# [Task directions]
Repeat all of the material below exactly as written, images excluded.
# start of Provided records
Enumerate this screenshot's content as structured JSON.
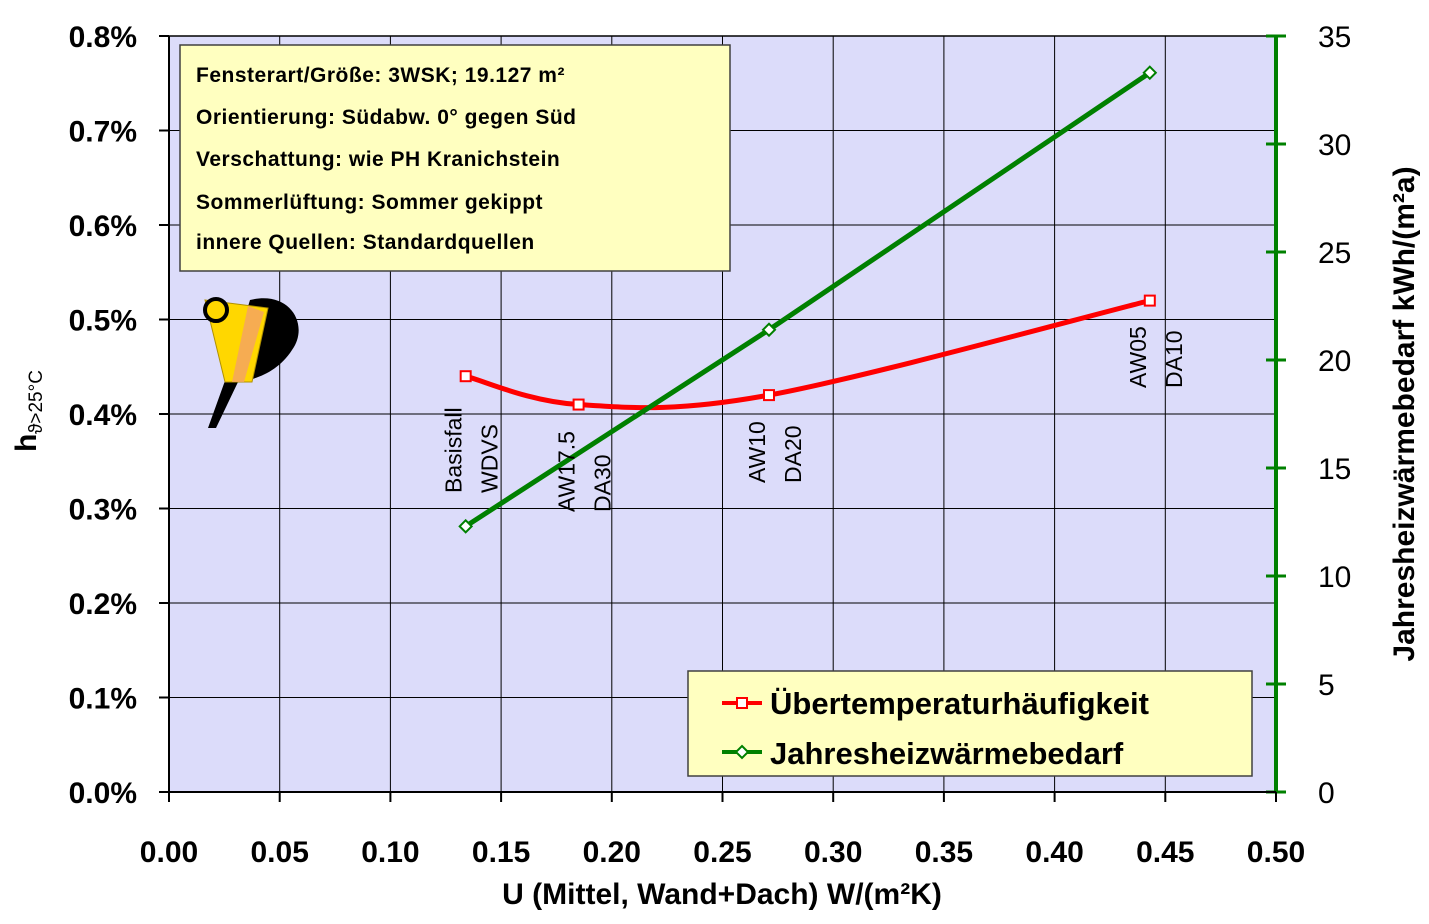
{
  "chart_data": {
    "type": "line",
    "xlabel": "U (Mittel, Wand+Dach) W/(m²K)",
    "ylabel_left_main": "h",
    "ylabel_left_sub": "ϑ>25°C",
    "ylabel_right": "Jahresheizwärmebedarf kWh/(m²a)",
    "xlim": [
      0.0,
      0.5
    ],
    "ylim_left": [
      0.0,
      0.8
    ],
    "ylim_right": [
      0,
      35
    ],
    "grid": true,
    "x_ticks": [
      "0.00",
      "0.05",
      "0.10",
      "0.15",
      "0.20",
      "0.25",
      "0.30",
      "0.35",
      "0.40",
      "0.45",
      "0.50"
    ],
    "y_left_ticks": [
      "0.0%",
      "0.1%",
      "0.2%",
      "0.3%",
      "0.4%",
      "0.5%",
      "0.6%",
      "0.7%",
      "0.8%"
    ],
    "y_right_ticks": [
      "0",
      "5",
      "10",
      "15",
      "20",
      "25",
      "30",
      "35"
    ],
    "legend_position": "bottom-right",
    "series": [
      {
        "name": "Übertemperaturhäufigkeit",
        "axis": "left",
        "color": "#ff0000",
        "marker": "square",
        "points": [
          {
            "x": 0.134,
            "y": 0.44
          },
          {
            "x": 0.185,
            "y": 0.41
          },
          {
            "x": 0.271,
            "y": 0.42
          },
          {
            "x": 0.443,
            "y": 0.52
          }
        ]
      },
      {
        "name": "Jahresheizwärmebedarf",
        "axis": "right",
        "color": "#008000",
        "marker": "diamond",
        "points": [
          {
            "x": 0.134,
            "y": 12.3
          },
          {
            "x": 0.271,
            "y": 21.4
          },
          {
            "x": 0.443,
            "y": 33.3
          }
        ]
      }
    ],
    "point_annotations": [
      {
        "x": 0.134,
        "lines": [
          "Basisfall",
          "WDVS"
        ]
      },
      {
        "x": 0.185,
        "lines": [
          "AW17.5",
          "DA30"
        ]
      },
      {
        "x": 0.271,
        "lines": [
          "AW10",
          "DA20"
        ]
      },
      {
        "x": 0.443,
        "lines": [
          "AW05",
          "DA10"
        ]
      }
    ],
    "info_box": [
      "Fensterart/Größe: 3WSK; 19.127 m²",
      "Orientierung: Südabw. 0° gegen Süd",
      "Verschattung: wie PH Kranichstein",
      "Sommerlüftung: Sommer gekippt",
      "innere Quellen: Standardquellen"
    ],
    "colors": {
      "plot_background": "#dcdcfa",
      "info_box_background": "#ffffc0",
      "legend_background": "#ffffc0",
      "right_axis": "#008000"
    }
  },
  "logo_icon": "passive-house-logo-icon"
}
# end of Provided records
# [Reply]
Enumerate this screenshot's content as structured JSON.
{
  "chart_data": {
    "type": "line",
    "xlabel": "U (Mittel, Wand+Dach) W/(m²K)",
    "ylabel_left_main": "h",
    "ylabel_left_sub": "ϑ>25°C",
    "ylabel_right": "Jahresheizwärmebedarf kWh/(m²a)",
    "xlim": [
      0.0,
      0.5
    ],
    "ylim_left": [
      0.0,
      0.8
    ],
    "ylim_right": [
      0,
      35
    ],
    "grid": true,
    "x_ticks": [
      "0.00",
      "0.05",
      "0.10",
      "0.15",
      "0.20",
      "0.25",
      "0.30",
      "0.35",
      "0.40",
      "0.45",
      "0.50"
    ],
    "y_left_ticks": [
      "0.0%",
      "0.1%",
      "0.2%",
      "0.3%",
      "0.4%",
      "0.5%",
      "0.6%",
      "0.7%",
      "0.8%"
    ],
    "y_right_ticks": [
      "0",
      "5",
      "10",
      "15",
      "20",
      "25",
      "30",
      "35"
    ],
    "legend_position": "bottom-right",
    "series": [
      {
        "name": "Übertemperaturhäufigkeit",
        "axis": "left",
        "color": "#ff0000",
        "marker": "square",
        "points": [
          {
            "x": 0.134,
            "y": 0.44
          },
          {
            "x": 0.185,
            "y": 0.41
          },
          {
            "x": 0.271,
            "y": 0.42
          },
          {
            "x": 0.443,
            "y": 0.52
          }
        ]
      },
      {
        "name": "Jahresheizwärmebedarf",
        "axis": "right",
        "color": "#008000",
        "marker": "diamond",
        "points": [
          {
            "x": 0.134,
            "y": 12.3
          },
          {
            "x": 0.271,
            "y": 21.4
          },
          {
            "x": 0.443,
            "y": 33.3
          }
        ]
      }
    ],
    "point_annotations": [
      {
        "x": 0.134,
        "lines": [
          "Basisfall",
          "WDVS"
        ]
      },
      {
        "x": 0.185,
        "lines": [
          "AW17.5",
          "DA30"
        ]
      },
      {
        "x": 0.271,
        "lines": [
          "AW10",
          "DA20"
        ]
      },
      {
        "x": 0.443,
        "lines": [
          "AW05",
          "DA10"
        ]
      }
    ],
    "info_box": [
      "Fensterart/Größe: 3WSK; 19.127 m²",
      "Orientierung: Südabw. 0° gegen Süd",
      "Verschattung: wie PH Kranichstein",
      "Sommerlüftung: Sommer gekippt",
      "innere Quellen: Standardquellen"
    ],
    "colors": {
      "plot_background": "#dcdcfa",
      "info_box_background": "#ffffc0",
      "legend_background": "#ffffc0",
      "right_axis": "#008000"
    }
  },
  "logo_icon": "passive-house-logo-icon"
}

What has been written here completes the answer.